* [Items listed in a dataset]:
>> Start
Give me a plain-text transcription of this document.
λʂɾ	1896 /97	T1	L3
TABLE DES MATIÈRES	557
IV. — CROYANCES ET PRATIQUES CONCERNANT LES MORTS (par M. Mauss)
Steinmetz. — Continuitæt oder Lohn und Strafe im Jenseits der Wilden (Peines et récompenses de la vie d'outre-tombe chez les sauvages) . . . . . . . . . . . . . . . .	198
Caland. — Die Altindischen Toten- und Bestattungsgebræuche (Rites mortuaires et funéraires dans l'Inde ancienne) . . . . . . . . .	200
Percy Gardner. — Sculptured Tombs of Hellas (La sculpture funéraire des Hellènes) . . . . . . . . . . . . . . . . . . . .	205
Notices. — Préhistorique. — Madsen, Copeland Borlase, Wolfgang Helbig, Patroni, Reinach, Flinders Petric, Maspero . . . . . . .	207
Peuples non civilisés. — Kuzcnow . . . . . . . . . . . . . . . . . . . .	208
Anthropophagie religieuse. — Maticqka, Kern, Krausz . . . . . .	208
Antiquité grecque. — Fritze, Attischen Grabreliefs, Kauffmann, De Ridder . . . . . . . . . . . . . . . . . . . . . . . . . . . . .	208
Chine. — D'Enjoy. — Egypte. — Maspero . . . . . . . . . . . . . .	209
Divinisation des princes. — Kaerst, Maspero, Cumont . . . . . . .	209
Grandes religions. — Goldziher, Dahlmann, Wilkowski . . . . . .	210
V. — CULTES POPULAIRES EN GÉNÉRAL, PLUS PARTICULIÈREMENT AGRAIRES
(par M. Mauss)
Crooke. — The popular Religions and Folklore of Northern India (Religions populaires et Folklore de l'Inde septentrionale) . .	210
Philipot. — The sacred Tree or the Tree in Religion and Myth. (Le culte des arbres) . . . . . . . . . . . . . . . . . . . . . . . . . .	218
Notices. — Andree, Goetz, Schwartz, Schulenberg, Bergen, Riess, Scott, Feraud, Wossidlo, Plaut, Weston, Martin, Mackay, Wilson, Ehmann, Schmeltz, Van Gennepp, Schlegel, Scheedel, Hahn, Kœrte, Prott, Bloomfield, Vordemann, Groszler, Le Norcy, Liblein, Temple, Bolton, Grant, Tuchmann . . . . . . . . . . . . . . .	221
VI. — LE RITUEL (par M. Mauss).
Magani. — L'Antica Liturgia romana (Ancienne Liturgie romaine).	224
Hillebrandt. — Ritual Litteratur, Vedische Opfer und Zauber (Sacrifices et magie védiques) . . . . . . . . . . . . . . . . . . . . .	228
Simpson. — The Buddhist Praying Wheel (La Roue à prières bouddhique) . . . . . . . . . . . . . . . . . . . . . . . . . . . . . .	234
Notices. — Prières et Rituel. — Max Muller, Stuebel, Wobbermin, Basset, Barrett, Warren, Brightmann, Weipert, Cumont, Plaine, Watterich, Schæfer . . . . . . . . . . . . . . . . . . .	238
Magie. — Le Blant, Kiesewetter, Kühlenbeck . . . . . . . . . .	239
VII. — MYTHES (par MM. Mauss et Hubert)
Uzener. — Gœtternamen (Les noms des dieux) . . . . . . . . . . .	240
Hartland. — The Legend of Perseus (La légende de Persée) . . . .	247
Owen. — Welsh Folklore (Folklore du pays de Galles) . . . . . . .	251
>> End
* [WHAT YOU ARE ASKED TO DO]: Locate the word "Cumont" in the data above. Copy every line carrying it.

* [RESPONSE BELOW]:
Divinisation des princes. — Kaerst, Maspero, Cumont . . . . . . .	209
Notices. — Prières et Rituel. — Max Muller, Stuebel, Wobbermin, Basset, Barrett, Warren, Brightmann, Weipert, Cumont, Plaine, Watterich, Schæfer . . . . . . . . . . . . . . . . . . .	238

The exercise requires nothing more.